Records from a dataset:
........
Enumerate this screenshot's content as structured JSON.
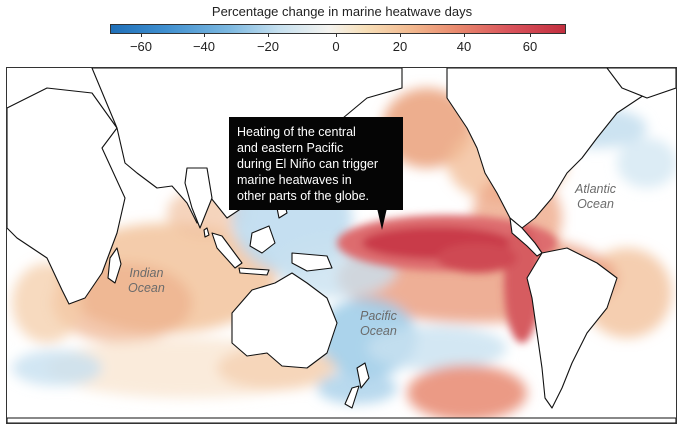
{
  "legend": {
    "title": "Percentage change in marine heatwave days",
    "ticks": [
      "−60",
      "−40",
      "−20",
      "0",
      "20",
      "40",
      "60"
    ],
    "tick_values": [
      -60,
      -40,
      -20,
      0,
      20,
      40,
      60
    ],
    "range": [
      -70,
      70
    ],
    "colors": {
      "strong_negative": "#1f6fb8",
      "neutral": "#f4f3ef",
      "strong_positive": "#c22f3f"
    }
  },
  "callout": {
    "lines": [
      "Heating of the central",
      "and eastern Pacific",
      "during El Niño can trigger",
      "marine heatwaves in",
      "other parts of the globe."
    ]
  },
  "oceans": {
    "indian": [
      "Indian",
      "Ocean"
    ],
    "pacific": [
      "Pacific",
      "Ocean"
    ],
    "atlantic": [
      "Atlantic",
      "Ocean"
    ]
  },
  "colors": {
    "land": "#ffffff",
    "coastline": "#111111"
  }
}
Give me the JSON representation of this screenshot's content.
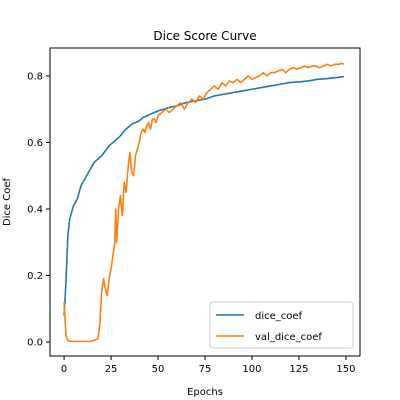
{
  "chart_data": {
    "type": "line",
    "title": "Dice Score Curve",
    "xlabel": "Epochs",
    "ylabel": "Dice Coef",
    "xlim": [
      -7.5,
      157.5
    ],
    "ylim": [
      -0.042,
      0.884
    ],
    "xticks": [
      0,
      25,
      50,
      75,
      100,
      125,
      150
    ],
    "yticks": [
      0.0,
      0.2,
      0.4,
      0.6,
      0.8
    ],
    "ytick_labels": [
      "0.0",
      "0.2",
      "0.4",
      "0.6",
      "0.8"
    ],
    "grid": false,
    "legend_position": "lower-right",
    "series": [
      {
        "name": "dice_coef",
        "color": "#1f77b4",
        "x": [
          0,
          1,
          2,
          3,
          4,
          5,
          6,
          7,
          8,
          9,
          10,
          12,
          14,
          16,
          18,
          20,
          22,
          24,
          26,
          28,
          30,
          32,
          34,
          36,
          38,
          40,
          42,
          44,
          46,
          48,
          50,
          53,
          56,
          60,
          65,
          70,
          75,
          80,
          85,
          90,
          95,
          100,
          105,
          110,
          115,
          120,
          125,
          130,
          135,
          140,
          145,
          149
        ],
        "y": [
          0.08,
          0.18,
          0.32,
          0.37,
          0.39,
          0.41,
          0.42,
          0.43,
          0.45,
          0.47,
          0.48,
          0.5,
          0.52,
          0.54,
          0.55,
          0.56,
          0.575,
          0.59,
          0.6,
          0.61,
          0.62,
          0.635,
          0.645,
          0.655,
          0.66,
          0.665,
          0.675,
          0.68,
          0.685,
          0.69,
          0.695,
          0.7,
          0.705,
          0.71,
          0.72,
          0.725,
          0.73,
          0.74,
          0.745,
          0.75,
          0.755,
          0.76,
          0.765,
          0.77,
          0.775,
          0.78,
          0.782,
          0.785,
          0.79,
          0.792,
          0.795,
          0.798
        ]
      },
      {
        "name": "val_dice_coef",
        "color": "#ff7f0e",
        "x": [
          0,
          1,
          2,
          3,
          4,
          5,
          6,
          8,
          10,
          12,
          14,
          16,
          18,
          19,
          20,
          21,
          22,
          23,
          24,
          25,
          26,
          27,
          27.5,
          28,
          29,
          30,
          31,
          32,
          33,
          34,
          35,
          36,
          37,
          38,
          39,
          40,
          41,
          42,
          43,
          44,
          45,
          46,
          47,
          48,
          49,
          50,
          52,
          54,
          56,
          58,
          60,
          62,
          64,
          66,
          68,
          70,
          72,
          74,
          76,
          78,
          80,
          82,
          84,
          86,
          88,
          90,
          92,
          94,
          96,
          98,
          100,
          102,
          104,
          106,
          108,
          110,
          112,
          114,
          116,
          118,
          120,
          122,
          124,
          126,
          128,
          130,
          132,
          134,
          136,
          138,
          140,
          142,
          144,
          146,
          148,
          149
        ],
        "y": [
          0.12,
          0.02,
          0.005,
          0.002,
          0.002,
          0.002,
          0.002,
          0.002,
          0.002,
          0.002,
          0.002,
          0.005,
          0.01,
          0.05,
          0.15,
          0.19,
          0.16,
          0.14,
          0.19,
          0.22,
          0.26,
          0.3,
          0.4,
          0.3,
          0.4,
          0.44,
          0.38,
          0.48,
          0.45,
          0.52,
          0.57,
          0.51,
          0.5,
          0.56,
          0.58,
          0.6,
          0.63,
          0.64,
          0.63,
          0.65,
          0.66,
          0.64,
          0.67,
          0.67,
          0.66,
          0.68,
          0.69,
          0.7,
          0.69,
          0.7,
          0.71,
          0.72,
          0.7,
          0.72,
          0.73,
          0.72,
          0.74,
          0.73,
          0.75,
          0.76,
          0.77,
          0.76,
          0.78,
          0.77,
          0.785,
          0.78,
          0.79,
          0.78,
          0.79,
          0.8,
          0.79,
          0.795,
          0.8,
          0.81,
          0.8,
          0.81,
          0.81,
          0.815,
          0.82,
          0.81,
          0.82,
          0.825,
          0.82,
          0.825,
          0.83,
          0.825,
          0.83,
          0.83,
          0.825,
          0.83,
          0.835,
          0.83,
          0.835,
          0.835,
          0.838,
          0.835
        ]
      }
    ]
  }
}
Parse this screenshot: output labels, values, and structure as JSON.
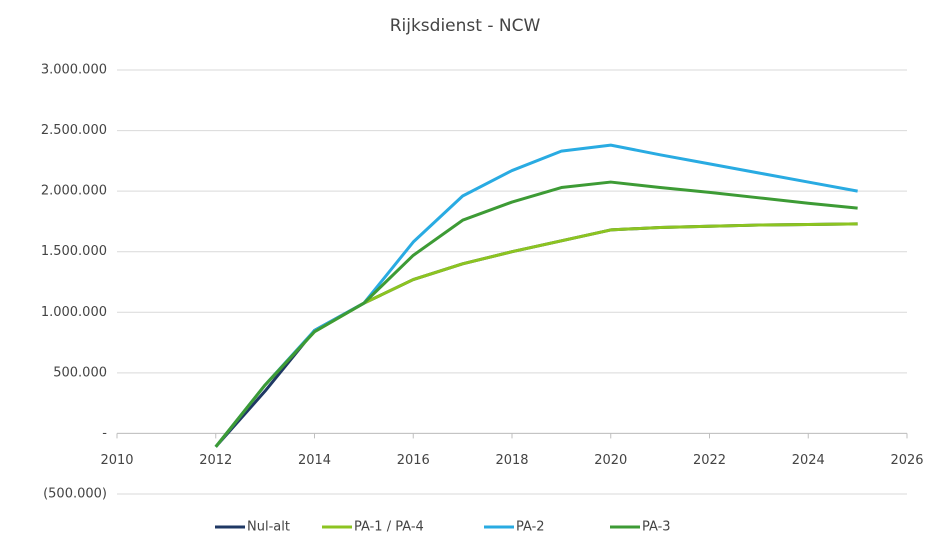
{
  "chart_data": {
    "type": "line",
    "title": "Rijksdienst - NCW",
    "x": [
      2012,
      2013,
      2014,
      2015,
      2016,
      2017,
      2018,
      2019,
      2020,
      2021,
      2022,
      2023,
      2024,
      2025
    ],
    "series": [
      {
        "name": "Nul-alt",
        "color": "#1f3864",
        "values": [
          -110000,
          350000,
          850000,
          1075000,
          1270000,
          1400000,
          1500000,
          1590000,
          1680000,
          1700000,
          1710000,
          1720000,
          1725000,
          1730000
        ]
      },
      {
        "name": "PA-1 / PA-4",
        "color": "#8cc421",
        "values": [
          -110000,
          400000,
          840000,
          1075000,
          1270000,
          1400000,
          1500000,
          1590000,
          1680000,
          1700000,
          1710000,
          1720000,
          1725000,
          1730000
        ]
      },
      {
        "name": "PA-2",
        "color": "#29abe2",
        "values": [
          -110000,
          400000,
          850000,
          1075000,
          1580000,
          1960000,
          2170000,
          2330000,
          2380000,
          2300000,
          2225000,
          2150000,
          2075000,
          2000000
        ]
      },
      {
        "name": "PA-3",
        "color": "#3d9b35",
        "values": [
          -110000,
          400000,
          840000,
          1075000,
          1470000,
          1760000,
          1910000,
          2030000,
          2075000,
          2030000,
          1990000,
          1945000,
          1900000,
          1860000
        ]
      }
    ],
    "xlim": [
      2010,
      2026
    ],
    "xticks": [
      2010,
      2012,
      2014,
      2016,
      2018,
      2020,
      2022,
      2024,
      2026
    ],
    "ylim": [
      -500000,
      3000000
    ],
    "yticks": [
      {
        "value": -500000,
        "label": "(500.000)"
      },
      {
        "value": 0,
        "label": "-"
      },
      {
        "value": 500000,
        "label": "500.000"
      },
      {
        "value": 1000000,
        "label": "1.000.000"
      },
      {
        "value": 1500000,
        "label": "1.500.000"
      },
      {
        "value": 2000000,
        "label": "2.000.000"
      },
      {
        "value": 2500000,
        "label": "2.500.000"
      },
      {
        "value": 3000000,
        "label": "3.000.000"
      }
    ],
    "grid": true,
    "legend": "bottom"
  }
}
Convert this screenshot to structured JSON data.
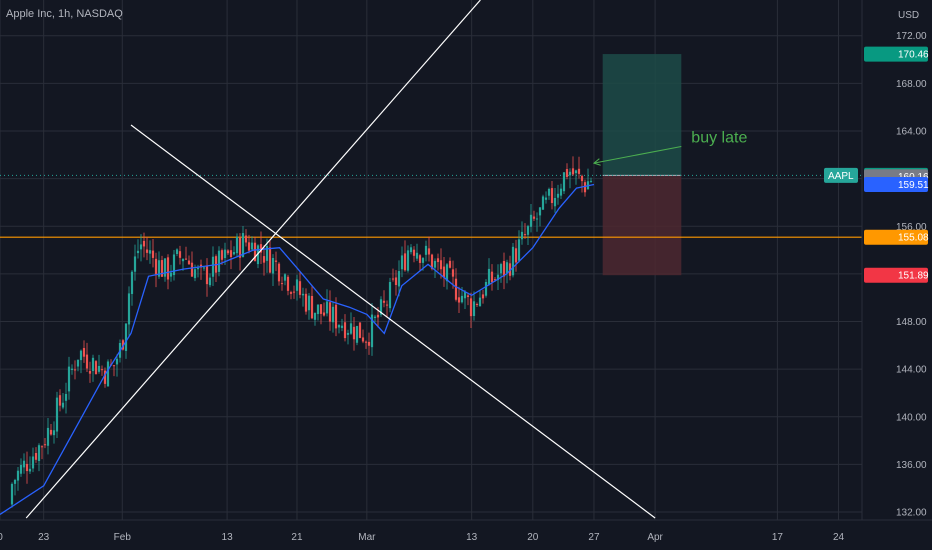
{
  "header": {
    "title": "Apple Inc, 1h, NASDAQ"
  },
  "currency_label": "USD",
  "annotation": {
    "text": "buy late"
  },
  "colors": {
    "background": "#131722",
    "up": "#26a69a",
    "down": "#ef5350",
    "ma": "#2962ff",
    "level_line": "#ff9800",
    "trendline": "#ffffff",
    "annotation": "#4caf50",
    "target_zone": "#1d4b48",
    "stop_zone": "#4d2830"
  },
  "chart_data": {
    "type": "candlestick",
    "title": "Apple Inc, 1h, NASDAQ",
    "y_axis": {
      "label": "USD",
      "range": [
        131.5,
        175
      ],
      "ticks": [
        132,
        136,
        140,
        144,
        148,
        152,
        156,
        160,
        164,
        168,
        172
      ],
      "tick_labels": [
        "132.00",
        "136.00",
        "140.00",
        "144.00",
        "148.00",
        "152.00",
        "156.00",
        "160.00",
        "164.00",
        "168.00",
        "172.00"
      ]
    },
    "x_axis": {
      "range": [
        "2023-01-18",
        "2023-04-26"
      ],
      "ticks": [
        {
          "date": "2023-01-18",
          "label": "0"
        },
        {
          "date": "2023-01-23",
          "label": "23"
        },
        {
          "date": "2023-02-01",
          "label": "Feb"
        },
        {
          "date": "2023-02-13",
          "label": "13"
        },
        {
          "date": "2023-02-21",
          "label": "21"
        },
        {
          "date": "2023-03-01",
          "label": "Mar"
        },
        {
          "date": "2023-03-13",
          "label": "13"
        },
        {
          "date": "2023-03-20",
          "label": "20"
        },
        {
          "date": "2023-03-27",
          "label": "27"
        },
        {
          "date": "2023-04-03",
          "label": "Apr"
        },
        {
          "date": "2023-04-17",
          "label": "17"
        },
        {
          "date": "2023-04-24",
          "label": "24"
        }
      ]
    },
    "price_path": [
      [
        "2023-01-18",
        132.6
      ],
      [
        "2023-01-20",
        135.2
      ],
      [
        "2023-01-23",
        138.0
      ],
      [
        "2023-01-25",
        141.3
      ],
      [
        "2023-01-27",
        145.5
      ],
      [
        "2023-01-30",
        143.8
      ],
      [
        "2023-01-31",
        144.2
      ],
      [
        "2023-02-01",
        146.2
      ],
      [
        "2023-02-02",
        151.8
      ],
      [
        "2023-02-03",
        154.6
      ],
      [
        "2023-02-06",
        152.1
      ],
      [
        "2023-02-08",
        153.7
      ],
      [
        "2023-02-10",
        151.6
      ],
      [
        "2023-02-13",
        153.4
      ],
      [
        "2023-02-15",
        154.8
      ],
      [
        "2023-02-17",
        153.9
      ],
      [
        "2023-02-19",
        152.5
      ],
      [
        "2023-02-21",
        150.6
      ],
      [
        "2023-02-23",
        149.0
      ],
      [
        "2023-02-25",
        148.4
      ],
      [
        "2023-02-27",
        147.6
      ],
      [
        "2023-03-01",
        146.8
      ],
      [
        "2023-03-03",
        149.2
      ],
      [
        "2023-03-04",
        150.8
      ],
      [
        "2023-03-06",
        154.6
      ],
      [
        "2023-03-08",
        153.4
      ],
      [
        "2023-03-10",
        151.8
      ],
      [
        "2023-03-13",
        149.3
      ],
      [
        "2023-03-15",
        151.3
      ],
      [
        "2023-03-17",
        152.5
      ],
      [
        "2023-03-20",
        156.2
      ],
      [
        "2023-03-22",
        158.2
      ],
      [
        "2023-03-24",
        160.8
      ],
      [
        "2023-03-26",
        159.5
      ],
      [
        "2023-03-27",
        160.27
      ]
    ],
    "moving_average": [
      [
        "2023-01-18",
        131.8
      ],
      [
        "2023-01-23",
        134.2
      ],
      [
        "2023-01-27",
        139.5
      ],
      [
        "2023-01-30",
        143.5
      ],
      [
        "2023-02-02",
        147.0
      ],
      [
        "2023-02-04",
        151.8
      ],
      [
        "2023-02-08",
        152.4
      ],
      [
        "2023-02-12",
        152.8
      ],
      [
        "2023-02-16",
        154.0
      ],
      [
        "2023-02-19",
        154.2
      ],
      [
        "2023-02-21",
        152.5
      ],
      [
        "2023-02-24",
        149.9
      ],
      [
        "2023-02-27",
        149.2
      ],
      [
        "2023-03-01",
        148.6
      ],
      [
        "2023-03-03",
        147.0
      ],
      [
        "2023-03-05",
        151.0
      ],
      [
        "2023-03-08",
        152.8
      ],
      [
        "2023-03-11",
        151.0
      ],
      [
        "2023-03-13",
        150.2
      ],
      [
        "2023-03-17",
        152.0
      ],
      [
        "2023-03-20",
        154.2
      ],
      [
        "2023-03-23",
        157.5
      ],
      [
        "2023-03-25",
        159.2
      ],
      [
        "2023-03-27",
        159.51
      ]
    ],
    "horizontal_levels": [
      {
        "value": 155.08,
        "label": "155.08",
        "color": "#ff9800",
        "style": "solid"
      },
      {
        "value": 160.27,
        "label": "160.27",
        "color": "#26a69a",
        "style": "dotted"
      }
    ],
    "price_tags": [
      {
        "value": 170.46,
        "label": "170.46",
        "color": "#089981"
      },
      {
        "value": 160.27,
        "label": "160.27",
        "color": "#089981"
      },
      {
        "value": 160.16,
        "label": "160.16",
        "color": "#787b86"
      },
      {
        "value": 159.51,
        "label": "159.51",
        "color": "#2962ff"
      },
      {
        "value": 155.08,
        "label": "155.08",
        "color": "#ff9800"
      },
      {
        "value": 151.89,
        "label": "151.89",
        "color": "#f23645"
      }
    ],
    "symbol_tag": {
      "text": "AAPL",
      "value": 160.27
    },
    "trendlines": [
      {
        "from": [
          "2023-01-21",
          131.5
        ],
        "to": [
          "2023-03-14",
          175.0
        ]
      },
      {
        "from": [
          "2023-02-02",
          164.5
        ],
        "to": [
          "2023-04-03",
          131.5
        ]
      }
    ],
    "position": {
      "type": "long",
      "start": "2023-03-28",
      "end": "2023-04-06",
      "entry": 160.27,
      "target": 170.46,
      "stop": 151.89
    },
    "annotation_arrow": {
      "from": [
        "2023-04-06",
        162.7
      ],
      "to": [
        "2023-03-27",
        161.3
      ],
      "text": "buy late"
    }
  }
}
........
Lines containing the string "content" are to be selected and copied.

Enumerate this screenshot's content as structured JSON.
Give me the JSON representation of this screenshot's content.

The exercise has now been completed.